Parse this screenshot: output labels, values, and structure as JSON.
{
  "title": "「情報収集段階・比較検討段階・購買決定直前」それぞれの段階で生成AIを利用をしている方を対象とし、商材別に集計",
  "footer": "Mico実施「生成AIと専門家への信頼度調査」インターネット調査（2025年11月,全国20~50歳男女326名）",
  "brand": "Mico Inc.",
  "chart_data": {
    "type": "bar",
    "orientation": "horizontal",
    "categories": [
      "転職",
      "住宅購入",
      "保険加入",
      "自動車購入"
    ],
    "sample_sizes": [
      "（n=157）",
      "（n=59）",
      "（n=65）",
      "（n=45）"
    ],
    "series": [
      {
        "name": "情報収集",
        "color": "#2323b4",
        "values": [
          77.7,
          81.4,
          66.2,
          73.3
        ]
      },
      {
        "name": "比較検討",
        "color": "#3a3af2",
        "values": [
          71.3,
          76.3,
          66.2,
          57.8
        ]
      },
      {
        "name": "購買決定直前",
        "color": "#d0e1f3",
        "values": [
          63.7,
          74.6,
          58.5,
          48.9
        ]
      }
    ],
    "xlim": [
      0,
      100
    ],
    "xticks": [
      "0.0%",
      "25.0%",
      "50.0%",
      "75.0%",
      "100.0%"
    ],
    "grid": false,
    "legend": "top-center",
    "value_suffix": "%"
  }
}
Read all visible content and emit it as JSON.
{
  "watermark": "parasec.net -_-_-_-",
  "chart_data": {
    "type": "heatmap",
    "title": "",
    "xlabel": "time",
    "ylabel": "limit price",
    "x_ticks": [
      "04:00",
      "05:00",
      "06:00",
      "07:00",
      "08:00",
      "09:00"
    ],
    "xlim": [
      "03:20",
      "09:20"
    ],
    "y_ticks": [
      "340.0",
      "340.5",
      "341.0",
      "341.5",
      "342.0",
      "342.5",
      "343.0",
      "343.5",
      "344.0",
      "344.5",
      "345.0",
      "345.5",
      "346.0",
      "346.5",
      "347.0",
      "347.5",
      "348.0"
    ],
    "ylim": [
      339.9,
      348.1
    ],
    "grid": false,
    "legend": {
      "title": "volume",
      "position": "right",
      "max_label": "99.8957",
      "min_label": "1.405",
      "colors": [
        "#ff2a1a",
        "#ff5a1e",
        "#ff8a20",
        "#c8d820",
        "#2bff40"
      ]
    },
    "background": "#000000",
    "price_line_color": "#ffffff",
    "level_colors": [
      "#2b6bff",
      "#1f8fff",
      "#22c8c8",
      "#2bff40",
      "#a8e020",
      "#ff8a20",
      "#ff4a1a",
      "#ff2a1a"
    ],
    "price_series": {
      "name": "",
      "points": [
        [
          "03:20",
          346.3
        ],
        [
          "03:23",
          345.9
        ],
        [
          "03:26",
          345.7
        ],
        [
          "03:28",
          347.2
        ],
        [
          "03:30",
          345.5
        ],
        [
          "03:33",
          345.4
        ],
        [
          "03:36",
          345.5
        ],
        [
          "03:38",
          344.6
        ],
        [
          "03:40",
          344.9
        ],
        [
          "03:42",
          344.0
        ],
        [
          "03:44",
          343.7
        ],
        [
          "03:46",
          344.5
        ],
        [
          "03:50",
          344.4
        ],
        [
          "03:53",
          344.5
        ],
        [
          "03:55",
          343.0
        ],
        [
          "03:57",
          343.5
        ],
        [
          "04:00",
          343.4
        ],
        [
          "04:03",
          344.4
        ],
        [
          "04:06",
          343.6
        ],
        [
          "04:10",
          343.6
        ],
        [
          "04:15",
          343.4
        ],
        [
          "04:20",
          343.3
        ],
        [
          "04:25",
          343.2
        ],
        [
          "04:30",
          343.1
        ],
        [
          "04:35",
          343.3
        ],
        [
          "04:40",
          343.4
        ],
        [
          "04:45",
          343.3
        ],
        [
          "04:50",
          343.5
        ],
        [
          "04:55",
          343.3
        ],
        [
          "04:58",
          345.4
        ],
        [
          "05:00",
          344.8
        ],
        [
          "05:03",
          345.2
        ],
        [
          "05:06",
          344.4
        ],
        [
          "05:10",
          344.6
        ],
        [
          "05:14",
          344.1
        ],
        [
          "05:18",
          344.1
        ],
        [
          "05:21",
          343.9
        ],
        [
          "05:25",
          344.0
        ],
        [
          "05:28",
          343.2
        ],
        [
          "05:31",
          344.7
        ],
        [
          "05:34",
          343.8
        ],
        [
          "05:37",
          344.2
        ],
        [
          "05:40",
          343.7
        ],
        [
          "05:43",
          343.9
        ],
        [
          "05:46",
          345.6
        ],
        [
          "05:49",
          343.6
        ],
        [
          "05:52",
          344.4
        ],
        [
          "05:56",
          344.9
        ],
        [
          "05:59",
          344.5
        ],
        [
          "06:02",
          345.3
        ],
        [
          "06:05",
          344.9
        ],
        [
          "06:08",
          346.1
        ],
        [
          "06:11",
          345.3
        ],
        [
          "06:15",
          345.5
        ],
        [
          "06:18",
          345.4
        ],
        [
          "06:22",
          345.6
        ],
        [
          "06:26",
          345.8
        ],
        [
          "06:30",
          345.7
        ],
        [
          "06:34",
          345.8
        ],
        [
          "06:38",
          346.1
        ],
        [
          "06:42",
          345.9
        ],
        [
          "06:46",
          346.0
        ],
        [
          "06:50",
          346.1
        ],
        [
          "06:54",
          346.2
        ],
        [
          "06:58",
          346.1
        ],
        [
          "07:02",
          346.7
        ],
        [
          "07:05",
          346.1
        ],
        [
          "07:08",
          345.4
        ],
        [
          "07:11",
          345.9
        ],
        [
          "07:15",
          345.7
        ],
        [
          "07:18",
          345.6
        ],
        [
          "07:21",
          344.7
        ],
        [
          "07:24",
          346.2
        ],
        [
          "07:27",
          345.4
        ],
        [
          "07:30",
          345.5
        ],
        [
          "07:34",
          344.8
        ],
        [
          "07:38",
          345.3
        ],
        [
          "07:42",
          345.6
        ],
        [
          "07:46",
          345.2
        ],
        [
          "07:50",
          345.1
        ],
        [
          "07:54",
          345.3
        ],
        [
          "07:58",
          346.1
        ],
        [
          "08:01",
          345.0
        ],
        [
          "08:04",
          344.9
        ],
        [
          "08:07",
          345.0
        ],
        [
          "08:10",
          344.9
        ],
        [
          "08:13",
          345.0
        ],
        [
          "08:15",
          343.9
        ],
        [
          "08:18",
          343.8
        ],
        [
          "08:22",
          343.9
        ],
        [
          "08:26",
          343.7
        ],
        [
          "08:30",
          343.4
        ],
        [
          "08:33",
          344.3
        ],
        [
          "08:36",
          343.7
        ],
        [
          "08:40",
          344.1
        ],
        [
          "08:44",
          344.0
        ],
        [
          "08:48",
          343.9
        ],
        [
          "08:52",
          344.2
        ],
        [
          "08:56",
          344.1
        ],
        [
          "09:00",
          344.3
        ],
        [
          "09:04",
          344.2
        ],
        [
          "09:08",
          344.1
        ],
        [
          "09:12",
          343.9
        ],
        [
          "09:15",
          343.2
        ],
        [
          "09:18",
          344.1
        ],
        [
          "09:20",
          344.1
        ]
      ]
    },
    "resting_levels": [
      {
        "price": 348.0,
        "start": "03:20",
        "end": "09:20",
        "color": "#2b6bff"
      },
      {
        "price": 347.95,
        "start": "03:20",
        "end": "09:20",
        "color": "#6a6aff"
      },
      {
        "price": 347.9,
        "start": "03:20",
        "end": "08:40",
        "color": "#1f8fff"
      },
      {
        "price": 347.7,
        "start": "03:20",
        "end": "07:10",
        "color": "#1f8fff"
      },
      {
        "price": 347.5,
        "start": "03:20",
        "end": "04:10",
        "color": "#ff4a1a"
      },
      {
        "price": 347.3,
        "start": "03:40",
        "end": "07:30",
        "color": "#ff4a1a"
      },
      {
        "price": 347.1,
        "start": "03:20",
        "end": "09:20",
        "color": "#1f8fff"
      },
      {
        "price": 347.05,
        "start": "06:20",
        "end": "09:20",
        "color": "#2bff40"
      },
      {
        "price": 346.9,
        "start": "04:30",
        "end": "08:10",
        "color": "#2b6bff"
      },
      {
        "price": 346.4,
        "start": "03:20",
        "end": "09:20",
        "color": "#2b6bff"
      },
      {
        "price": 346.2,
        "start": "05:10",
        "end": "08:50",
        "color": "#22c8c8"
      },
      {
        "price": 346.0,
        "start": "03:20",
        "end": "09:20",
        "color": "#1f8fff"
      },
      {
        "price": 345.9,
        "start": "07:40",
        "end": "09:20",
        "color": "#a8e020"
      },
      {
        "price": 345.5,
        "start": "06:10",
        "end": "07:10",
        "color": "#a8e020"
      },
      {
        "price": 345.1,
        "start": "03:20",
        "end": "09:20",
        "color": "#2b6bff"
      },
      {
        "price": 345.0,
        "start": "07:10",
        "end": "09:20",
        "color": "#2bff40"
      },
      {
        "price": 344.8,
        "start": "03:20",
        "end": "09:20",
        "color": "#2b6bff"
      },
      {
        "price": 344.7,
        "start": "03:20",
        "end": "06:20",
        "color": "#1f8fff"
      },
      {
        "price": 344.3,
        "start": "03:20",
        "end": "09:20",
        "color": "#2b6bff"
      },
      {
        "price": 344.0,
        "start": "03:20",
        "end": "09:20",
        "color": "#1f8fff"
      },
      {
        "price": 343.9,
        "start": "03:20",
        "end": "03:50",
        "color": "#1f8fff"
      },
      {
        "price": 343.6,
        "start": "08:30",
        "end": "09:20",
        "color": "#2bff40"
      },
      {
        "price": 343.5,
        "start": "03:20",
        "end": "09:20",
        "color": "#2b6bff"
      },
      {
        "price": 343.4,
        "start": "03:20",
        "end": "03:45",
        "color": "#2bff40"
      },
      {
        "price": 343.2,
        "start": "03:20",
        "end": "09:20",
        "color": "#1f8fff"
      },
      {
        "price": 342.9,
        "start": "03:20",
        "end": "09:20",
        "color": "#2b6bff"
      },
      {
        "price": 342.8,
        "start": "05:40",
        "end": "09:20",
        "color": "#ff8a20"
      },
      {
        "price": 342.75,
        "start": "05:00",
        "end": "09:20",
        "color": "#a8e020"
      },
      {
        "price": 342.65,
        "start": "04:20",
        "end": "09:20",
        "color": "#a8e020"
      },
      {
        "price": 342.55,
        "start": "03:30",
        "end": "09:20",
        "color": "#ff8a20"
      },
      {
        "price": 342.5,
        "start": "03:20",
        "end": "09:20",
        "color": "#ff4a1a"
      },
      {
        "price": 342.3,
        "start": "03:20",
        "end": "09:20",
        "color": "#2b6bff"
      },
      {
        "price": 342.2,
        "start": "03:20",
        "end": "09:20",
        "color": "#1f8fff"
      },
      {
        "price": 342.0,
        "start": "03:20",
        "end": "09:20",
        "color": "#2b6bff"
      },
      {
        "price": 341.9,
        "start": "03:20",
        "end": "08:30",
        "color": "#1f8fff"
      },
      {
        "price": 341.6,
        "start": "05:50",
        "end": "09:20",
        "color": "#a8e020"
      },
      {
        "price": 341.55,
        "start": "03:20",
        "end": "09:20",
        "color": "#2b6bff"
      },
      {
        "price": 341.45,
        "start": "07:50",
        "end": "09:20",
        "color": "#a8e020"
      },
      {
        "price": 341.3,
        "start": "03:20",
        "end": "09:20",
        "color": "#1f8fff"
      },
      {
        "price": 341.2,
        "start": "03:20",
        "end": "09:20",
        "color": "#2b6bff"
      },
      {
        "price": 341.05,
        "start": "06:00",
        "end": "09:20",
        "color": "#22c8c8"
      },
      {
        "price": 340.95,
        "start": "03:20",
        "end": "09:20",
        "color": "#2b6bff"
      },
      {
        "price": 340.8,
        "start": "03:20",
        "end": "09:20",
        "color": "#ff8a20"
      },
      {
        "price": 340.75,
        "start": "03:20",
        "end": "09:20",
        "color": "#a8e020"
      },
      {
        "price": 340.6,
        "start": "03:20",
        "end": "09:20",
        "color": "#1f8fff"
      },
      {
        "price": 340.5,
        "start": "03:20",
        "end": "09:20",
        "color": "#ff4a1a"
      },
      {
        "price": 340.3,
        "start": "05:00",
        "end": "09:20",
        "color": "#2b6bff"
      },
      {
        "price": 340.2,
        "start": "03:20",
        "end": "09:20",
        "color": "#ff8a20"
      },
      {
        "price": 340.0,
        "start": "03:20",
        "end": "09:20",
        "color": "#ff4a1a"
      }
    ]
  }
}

----------------------------------------

Scan the material above. Extract every line in which the word "name" occurs.

        "name": "情報収集",
        "name": "比較検討",
        "name": "購買決定直前",
      "name": "",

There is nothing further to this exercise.